══ Provided records ══

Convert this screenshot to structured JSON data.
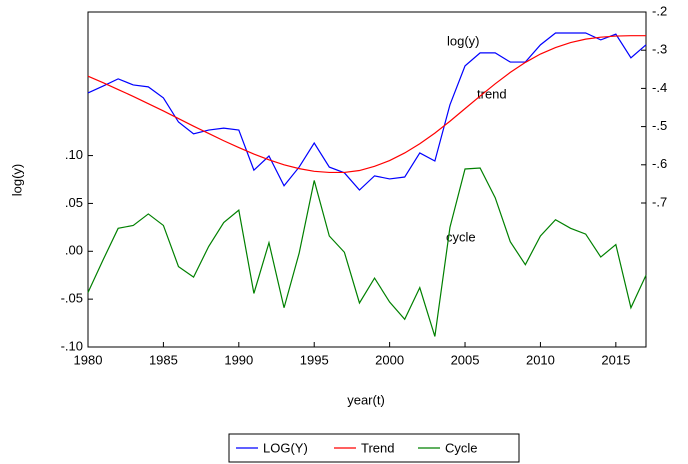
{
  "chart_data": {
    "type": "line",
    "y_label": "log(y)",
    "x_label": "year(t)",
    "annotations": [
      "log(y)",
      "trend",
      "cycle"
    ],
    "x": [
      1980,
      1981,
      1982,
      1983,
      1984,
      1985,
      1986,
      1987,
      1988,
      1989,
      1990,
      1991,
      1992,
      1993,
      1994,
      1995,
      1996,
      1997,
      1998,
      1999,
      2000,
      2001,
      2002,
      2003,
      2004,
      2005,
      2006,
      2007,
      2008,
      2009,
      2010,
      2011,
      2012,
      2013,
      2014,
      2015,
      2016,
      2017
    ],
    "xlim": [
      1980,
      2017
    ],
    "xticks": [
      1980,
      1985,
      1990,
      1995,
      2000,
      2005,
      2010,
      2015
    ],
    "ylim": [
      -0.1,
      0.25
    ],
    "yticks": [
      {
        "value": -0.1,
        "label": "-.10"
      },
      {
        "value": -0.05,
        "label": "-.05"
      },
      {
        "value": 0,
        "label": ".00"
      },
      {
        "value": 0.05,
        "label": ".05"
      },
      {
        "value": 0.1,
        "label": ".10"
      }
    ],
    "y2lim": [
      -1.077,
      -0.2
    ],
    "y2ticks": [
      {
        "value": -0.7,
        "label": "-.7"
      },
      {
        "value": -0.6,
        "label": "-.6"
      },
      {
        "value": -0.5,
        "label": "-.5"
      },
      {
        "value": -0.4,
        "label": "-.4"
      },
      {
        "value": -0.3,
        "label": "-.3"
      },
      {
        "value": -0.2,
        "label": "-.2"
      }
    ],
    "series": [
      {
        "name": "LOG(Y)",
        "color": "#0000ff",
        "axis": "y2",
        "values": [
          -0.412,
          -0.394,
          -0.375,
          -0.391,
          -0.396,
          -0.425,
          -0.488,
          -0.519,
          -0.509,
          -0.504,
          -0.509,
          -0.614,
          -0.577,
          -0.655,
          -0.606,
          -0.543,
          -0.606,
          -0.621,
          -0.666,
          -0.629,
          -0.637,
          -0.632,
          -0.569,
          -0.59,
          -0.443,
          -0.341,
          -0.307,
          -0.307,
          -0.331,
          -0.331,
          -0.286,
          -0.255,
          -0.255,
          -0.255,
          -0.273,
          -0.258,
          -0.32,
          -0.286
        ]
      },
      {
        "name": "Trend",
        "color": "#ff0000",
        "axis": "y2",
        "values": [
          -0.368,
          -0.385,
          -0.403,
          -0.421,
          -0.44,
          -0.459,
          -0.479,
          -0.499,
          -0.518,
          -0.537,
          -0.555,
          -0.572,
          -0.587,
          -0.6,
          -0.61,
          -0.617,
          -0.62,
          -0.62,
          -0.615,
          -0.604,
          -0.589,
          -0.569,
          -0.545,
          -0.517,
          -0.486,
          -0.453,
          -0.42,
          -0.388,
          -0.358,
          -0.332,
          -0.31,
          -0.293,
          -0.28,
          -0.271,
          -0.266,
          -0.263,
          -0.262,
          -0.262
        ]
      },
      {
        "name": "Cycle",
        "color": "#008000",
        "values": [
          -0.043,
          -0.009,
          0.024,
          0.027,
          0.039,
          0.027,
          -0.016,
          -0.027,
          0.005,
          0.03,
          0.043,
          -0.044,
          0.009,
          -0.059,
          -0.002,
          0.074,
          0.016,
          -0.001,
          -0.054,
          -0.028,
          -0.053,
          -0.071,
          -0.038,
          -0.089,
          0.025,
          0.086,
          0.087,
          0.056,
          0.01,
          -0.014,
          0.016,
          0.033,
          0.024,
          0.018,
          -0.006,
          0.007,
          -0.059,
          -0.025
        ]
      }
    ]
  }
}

═══

→ Problem
Pull out every line in the data above that has the word "color".

→ Written response
        "color": "#0000ff",
        "color": "#ff0000",
        "color": "#008000",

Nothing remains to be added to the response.